Short task:
Identify the lines that contain the word "text", then copy them.
■ ■ ■ ■ ■
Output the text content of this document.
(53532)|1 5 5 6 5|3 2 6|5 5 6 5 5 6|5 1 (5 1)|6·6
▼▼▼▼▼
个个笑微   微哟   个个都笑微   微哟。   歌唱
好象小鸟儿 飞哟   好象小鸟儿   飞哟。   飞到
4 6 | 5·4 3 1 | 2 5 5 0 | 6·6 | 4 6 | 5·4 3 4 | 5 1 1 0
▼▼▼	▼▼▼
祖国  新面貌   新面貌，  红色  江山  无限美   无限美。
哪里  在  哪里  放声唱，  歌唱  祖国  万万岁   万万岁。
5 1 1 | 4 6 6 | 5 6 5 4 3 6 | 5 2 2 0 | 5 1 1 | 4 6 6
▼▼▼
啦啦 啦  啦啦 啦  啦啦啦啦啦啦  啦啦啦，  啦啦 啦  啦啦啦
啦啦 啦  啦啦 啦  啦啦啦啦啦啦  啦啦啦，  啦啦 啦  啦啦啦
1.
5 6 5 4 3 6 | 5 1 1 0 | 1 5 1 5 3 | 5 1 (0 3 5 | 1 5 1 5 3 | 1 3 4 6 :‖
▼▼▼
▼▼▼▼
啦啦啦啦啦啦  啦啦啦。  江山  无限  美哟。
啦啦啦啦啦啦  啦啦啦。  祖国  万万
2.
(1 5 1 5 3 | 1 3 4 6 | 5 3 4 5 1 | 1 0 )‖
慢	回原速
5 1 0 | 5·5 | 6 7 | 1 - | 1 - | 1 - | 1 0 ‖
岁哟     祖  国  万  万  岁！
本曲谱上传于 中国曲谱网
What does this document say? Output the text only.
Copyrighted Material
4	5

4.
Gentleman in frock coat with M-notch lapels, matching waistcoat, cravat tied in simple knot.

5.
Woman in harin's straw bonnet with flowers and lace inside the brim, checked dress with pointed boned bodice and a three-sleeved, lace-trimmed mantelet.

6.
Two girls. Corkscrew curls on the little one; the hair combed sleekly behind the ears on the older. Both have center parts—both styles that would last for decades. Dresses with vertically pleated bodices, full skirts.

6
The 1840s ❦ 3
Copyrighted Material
■ ■ ■ ■ ■
Exercise result:
Output the text content of this document.
What does this document say? Output the text only.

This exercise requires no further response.